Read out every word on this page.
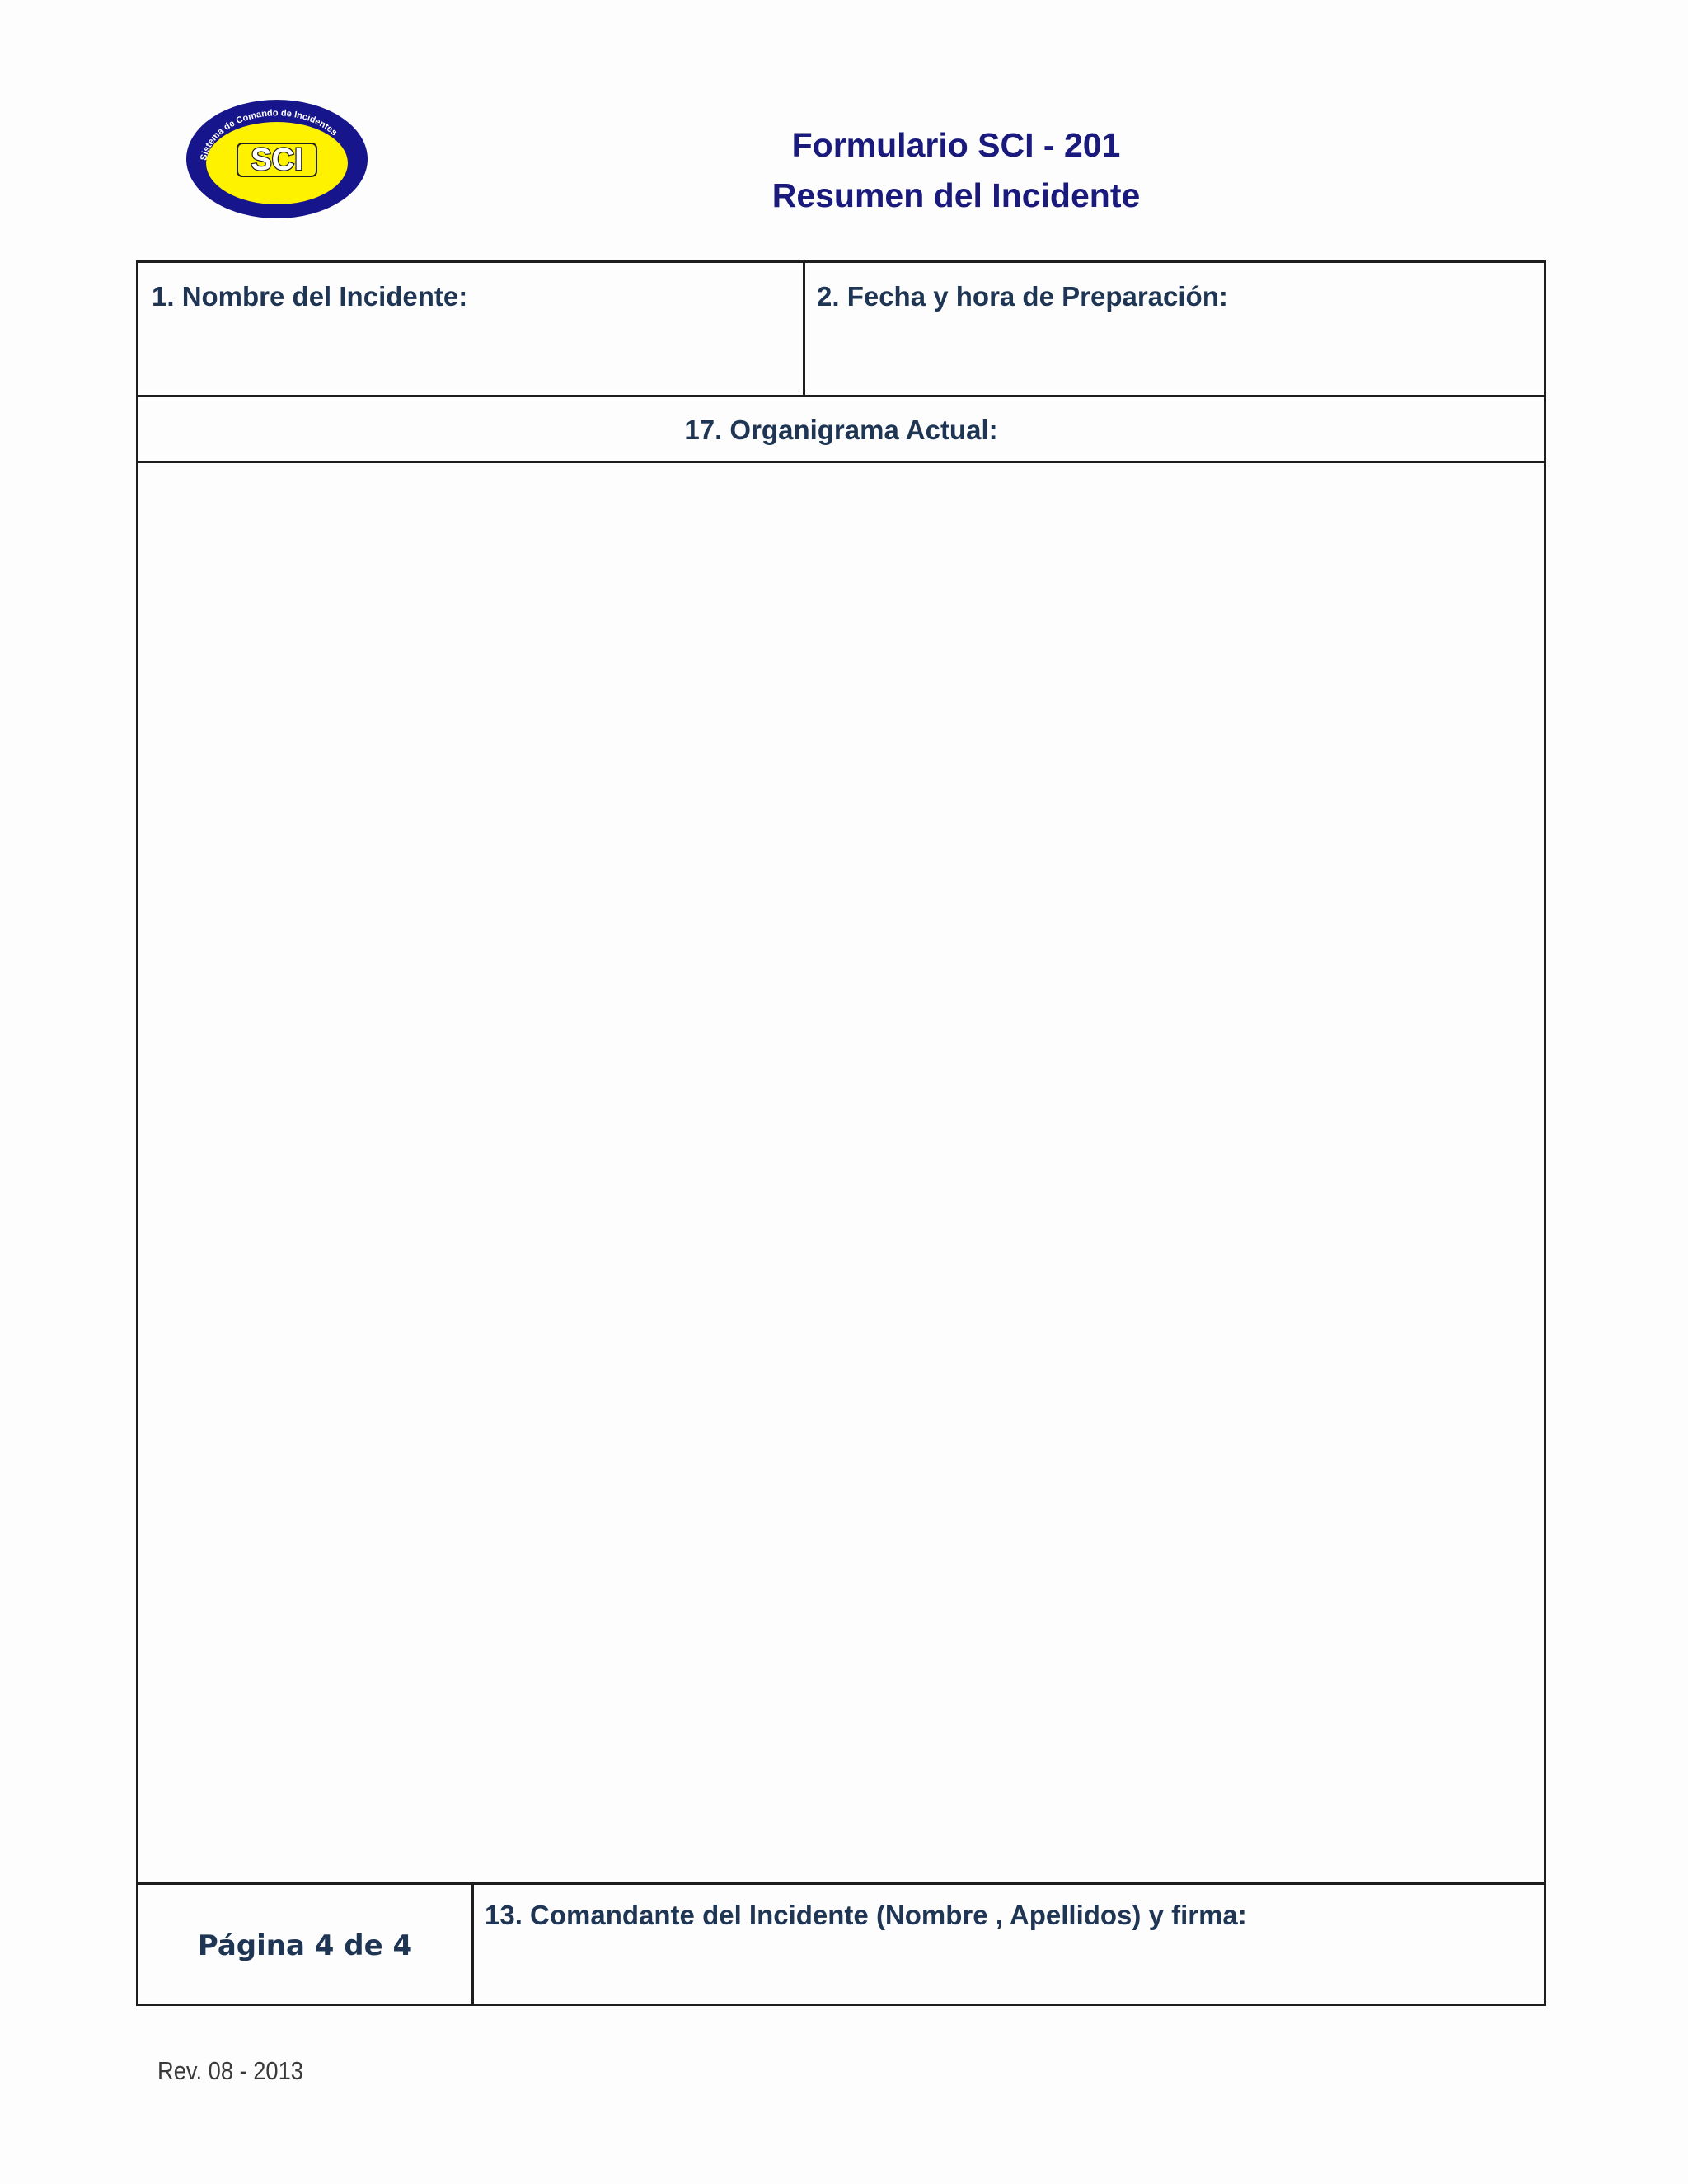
Sistema de Comando de Incidentes
SCI	Formulario SCI - 201
Resumen del Incidente
1. Nombre del Incidente:	2. Fecha y hora de Preparación:
17. Organigrama Actual:
Página 4 de 4
13. Comandante del Incidente (Nombre , Apellidos) y firma:
Rev. 08 - 2013
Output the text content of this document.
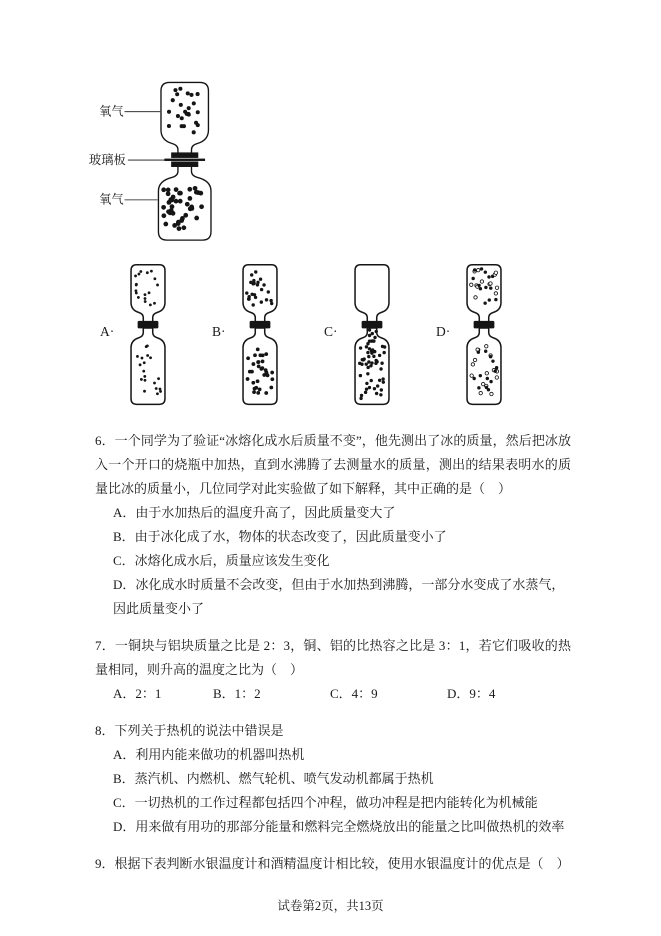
氧气
玻璃板
氧气
A·	B·	C·	D·

6．一个同学为了验证“冰熔化成水后质量不变”，他先测出了冰的质量，然后把冰放入一个开口的烧瓶中加热，直到水沸腾了去测量水的质量，测出的结果表明水的质量比冰的质量小，几位同学对此实验做了如下解释，其中正确的是（　）

A．由于水加热后的温度升高了，因此质量变大了

B．由于冰化成了水，物体的状态改变了，因此质量变小了

C．冰熔化成水后，质量应该发生变化

D．冰化成水时质量不会改变，但由于水加热到沸腾，一部分水变成了水蒸气，因此质量变小了

7．一铜块与铝块质量之比是 2：3，铜、铝的比热容之比是 3：1，若它们吸收的热量相同，则升高的温度之比为（　）

A．2：1	B．1：2	C．4：9	D．9：4

8．下列关于热机的说法中错误是

A．利用内能来做功的机器叫热机

B．蒸汽机、内燃机、燃气轮机、喷气发动机都属于热机

C．一切热机的工作过程都包括四个冲程，做功冲程是把内能转化为机械能

D．用来做有用功的那部分能量和燃料完全燃烧放出的能量之比叫做热机的效率

9．根据下表判断水银温度计和酒精温度计相比较，使用水银温度计的优点是（　）

试卷第2页，共13页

**********

- _What is expected_: In the records above, locate each line with the word "因此质量变小了". Copy all such lines.

- _Task response_:
B．由于冰化成了水，物体的状态改变了，因此质量变小了
D．冰化成水时质量不会改变，但由于水加热到沸腾，一部分水变成了水蒸气，因此质量变小了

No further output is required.